──────── Data shown
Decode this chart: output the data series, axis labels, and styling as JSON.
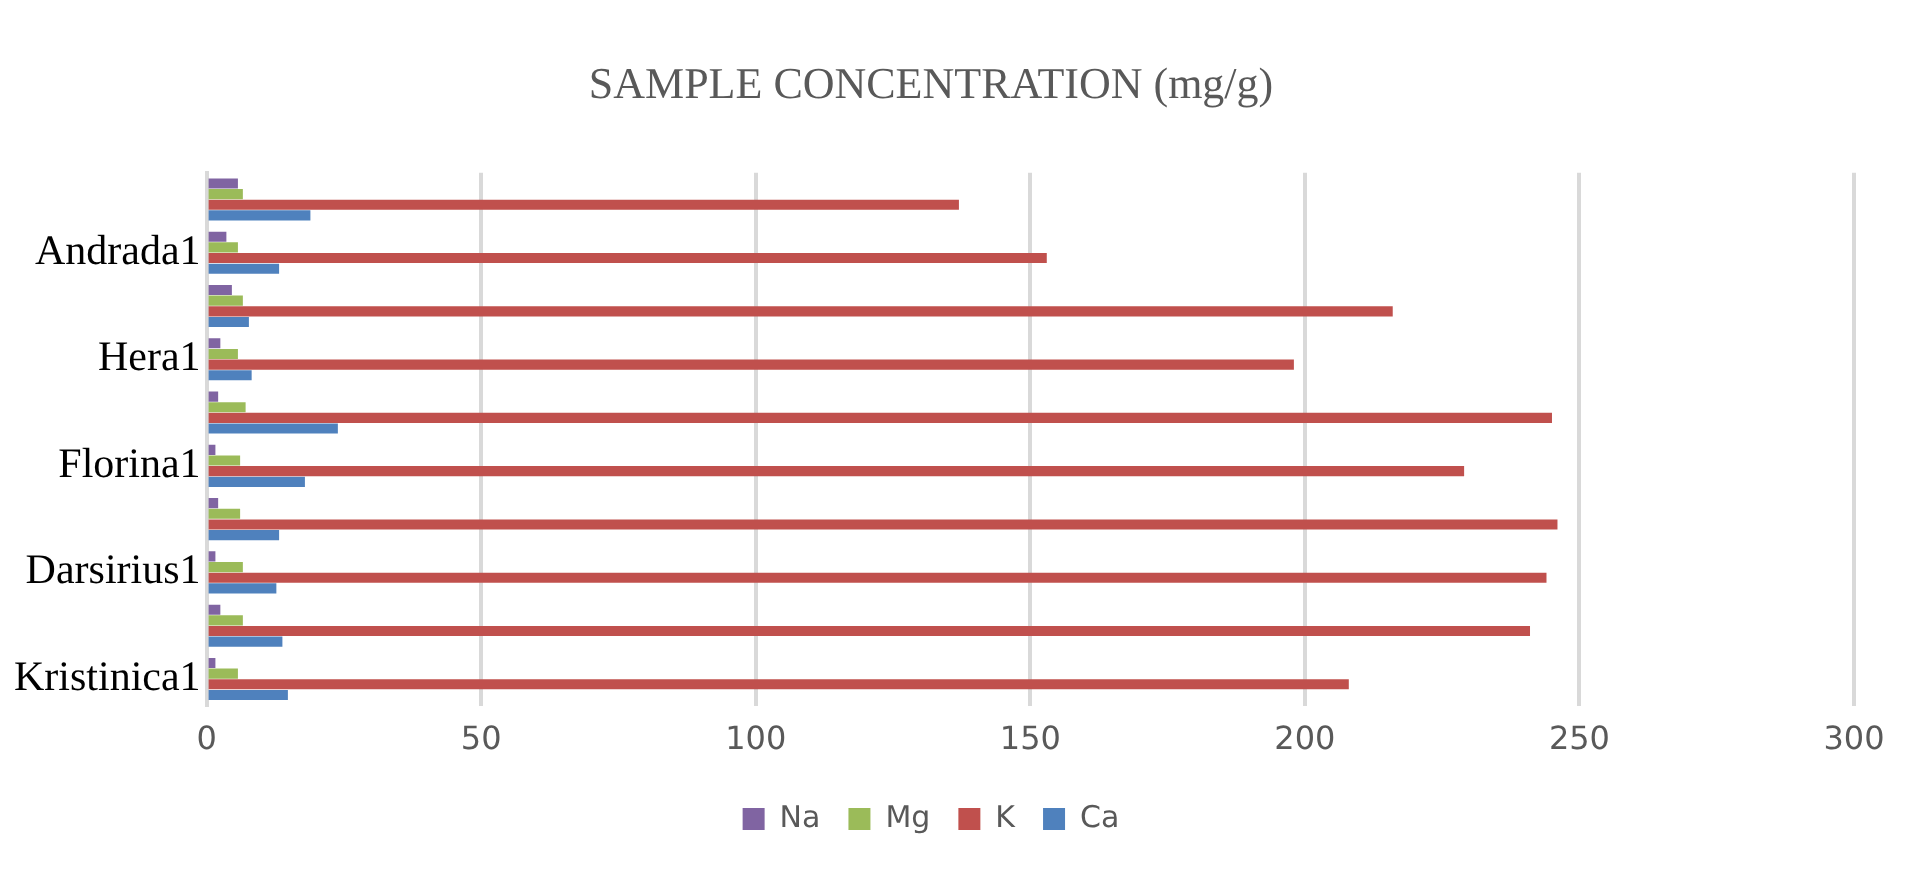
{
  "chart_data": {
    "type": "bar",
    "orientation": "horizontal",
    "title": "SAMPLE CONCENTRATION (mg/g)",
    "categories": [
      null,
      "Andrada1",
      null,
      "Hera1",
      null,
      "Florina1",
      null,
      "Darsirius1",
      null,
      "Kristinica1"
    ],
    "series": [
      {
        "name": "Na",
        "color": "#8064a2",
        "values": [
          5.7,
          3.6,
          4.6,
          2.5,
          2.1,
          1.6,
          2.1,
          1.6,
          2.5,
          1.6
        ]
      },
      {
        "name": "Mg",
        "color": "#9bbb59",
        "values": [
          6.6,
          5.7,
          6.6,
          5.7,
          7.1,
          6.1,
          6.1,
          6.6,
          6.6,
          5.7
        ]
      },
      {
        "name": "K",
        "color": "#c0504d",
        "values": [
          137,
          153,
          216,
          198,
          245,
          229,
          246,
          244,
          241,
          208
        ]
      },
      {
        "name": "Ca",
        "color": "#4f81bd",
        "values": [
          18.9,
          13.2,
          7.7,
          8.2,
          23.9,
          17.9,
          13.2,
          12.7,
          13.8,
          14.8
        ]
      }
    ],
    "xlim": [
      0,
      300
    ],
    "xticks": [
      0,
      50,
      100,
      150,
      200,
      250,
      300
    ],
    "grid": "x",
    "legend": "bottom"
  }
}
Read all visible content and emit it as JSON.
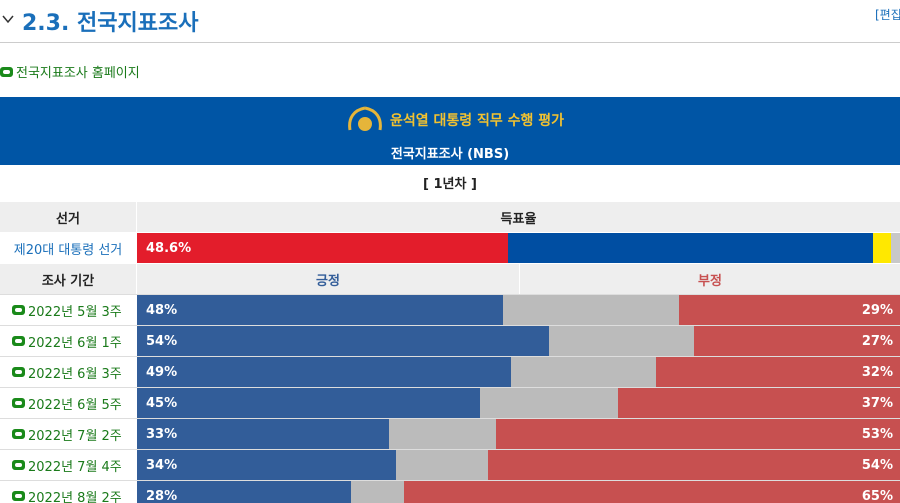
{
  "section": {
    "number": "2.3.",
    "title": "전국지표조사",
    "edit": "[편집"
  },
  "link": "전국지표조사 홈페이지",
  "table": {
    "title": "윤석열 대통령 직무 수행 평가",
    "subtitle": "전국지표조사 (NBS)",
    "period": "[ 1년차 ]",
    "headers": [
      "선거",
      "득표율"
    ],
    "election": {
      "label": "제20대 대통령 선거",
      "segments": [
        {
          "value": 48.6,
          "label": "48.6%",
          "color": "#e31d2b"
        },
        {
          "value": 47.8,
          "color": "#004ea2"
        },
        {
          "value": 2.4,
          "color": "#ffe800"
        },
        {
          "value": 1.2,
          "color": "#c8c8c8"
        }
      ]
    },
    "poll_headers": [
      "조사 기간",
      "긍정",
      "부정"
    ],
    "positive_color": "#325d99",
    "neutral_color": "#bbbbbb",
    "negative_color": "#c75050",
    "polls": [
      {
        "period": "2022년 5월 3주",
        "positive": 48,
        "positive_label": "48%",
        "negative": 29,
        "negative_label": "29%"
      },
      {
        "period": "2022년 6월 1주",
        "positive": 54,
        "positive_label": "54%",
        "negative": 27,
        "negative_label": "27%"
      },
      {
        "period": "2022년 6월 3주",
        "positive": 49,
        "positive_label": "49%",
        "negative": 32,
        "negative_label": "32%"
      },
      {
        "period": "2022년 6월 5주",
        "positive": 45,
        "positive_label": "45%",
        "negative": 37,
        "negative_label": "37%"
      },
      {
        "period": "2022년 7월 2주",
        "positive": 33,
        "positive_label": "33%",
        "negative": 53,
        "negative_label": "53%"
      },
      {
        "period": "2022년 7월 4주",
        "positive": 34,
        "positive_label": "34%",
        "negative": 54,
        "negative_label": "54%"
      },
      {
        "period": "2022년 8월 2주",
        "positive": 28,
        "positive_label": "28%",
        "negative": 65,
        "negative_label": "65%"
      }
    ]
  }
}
────────────────
──────── Data shown
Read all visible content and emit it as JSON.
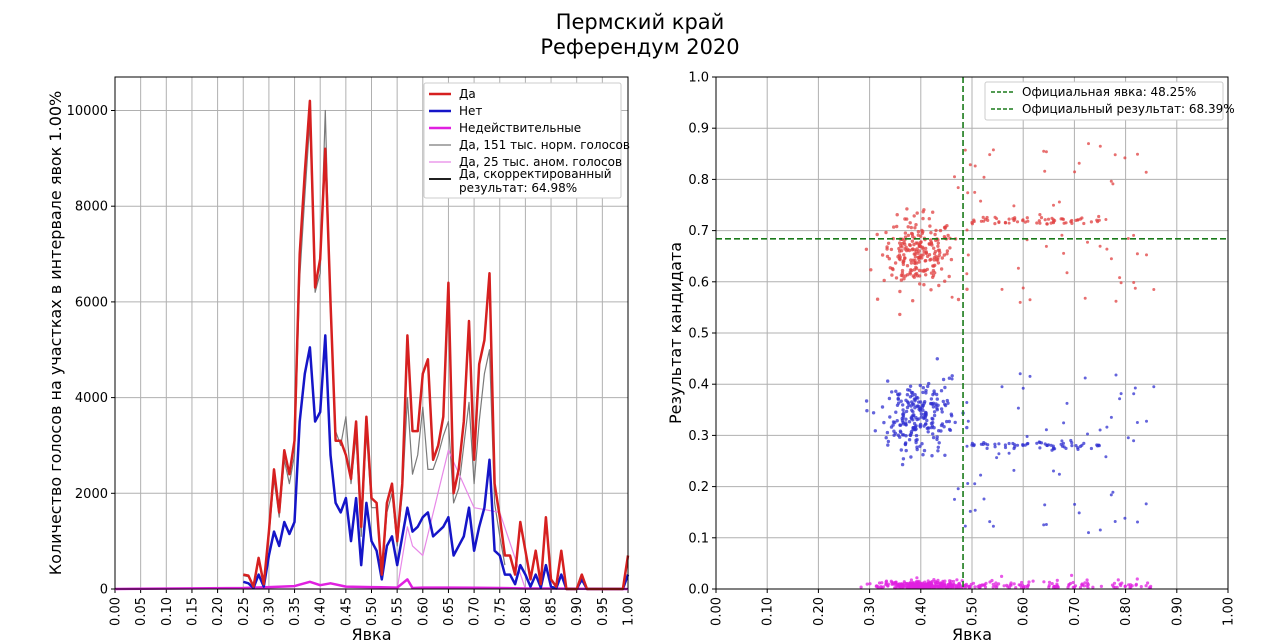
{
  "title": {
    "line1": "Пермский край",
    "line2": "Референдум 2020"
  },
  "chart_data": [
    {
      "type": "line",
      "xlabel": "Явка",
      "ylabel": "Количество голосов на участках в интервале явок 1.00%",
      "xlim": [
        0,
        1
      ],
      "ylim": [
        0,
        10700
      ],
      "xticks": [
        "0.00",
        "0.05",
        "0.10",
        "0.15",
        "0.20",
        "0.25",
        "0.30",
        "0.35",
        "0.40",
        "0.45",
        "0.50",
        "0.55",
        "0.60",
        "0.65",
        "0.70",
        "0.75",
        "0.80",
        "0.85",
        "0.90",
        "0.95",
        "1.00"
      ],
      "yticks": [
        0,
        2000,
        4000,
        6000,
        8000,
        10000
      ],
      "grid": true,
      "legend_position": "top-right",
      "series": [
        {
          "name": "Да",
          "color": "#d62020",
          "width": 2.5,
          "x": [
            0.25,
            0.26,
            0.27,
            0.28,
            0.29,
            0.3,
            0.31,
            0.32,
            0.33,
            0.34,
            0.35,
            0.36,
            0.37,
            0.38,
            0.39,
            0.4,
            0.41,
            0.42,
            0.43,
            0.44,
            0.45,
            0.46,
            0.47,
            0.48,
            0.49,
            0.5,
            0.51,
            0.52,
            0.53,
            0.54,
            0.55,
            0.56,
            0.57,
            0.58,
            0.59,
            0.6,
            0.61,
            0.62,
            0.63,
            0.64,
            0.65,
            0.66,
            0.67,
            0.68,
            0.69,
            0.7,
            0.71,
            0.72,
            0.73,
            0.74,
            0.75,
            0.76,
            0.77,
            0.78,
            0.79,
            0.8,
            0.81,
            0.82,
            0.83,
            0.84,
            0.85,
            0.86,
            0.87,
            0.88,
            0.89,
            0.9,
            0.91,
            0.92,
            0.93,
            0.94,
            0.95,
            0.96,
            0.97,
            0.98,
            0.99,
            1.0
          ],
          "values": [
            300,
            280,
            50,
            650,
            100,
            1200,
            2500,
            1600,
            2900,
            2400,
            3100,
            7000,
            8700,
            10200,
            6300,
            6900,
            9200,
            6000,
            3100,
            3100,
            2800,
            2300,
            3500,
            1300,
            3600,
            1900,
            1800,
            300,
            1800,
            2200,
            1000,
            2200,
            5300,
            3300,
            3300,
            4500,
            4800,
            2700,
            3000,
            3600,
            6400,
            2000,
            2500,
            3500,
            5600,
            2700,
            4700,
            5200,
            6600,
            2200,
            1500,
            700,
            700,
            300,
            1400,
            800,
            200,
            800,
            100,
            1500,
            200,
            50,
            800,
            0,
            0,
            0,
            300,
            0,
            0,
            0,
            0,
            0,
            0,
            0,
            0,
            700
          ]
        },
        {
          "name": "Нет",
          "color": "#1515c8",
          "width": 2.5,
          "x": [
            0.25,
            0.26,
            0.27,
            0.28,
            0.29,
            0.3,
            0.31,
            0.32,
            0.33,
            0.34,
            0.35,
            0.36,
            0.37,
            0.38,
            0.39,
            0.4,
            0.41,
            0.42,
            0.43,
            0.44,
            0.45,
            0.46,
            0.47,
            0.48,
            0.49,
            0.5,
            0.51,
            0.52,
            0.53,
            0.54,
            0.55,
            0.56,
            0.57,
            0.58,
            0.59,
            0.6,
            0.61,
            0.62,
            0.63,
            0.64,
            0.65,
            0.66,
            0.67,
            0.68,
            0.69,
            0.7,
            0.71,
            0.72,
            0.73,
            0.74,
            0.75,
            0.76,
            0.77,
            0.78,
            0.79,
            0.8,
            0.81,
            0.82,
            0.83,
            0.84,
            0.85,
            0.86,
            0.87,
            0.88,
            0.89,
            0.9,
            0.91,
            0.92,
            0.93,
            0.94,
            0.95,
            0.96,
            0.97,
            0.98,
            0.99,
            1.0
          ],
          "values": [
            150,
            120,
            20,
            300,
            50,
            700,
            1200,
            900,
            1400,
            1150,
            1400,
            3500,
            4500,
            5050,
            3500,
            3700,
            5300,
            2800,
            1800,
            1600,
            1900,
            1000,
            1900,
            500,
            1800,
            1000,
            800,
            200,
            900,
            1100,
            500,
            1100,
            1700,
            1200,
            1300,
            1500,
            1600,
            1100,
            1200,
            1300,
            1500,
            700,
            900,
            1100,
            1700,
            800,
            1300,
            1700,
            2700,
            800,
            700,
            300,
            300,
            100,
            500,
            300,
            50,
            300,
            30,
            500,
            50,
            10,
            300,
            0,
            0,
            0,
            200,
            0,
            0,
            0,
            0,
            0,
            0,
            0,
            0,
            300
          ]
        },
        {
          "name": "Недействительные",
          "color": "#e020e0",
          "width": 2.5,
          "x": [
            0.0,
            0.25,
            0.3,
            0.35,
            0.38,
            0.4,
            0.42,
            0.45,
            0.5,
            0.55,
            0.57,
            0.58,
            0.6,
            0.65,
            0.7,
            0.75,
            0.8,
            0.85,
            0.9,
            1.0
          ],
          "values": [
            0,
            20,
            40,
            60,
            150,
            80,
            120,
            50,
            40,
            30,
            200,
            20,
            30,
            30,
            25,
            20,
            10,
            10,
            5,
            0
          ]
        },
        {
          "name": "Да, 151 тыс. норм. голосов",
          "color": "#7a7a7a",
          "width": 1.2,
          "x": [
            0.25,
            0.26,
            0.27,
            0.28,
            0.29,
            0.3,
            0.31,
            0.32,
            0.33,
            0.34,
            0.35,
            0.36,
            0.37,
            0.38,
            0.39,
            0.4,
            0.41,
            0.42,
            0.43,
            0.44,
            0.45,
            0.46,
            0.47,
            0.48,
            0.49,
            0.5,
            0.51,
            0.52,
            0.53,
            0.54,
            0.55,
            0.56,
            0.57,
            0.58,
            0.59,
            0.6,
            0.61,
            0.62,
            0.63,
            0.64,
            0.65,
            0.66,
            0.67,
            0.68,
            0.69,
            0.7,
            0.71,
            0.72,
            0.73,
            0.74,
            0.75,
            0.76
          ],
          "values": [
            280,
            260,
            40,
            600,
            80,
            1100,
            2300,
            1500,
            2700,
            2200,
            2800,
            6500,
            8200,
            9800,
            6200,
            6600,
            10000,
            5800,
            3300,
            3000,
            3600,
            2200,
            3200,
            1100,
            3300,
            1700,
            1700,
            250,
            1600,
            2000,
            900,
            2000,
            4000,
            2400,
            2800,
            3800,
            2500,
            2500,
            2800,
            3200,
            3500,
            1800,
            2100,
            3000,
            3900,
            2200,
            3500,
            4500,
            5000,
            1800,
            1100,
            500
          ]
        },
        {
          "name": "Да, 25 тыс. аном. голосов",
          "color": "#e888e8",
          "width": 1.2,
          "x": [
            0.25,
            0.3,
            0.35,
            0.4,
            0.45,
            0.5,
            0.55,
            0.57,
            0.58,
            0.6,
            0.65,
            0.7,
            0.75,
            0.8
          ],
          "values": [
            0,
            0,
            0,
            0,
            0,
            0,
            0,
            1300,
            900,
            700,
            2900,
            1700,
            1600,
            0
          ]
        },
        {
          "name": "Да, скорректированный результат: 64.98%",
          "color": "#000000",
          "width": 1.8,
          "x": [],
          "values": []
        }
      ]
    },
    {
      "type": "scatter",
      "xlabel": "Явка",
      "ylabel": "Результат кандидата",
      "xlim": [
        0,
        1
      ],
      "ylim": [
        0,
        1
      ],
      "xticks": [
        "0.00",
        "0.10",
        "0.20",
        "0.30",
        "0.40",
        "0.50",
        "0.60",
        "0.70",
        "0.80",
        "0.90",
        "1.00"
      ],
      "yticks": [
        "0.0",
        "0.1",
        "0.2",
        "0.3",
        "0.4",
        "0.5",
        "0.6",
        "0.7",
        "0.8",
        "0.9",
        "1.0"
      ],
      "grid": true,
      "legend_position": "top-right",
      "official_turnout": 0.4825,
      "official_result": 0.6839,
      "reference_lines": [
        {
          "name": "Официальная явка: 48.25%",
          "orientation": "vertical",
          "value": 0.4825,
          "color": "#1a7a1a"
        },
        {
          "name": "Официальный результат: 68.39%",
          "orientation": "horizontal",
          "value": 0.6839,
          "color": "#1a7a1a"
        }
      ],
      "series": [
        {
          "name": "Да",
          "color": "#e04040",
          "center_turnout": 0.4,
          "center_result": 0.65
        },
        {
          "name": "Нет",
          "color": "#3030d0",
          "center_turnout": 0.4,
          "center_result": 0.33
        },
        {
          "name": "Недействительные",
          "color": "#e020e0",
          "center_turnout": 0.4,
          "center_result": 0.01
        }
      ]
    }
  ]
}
────────────────
Problem statement:
Tally the lines of the listing that include "series". Reply with nothing but the count.

Full output:
4